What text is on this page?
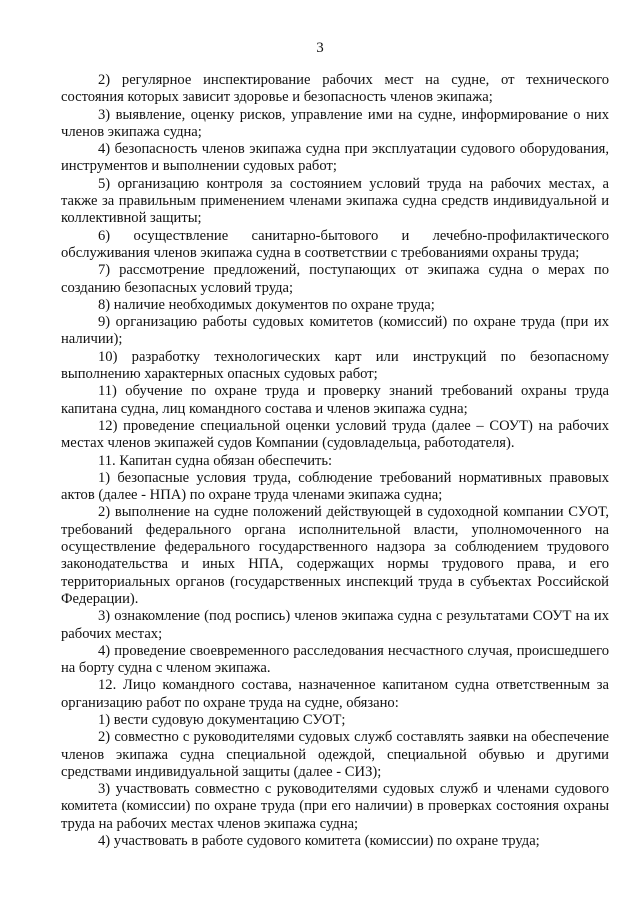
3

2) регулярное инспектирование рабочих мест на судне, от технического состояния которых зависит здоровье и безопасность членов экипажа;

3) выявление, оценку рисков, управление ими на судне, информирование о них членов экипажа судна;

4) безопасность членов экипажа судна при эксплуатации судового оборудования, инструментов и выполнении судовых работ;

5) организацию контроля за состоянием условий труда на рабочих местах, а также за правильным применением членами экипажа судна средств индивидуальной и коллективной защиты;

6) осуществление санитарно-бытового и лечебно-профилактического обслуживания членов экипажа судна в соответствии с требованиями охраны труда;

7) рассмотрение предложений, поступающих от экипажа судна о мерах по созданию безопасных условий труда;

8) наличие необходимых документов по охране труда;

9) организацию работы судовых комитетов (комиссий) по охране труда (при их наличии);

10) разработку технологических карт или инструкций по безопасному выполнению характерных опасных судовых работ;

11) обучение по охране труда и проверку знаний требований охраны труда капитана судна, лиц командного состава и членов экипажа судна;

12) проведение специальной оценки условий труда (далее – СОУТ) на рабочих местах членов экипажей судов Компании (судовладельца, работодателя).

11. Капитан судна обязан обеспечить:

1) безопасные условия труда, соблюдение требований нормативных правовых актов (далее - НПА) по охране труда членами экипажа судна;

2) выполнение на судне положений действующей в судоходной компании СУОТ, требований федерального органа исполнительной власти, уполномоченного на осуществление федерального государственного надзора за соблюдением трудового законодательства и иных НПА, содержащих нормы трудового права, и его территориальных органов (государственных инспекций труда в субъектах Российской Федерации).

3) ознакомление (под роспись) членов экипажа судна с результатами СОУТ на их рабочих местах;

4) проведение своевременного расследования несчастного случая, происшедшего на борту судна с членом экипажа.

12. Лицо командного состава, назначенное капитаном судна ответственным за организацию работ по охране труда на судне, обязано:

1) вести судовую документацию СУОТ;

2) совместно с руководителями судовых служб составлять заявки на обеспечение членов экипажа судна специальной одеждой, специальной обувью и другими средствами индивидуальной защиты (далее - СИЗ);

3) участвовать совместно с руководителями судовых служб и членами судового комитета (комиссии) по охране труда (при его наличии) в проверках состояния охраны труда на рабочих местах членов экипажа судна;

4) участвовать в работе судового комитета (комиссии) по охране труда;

■ ■ ■ ■ ■

- _EXERCISE GOAL_: In the entries above, find every line with the word "участвовать" and list it.

- _SOLUTION FOR THIS EXERCISE_:
3) участвовать совместно с руководителями судовых служб и членами судового комитета (комиссии) по охране труда (при его наличии) в проверках состояния охраны труда на рабочих местах членов экипажа судна;
4) участвовать в работе судового комитета (комиссии) по охране труда;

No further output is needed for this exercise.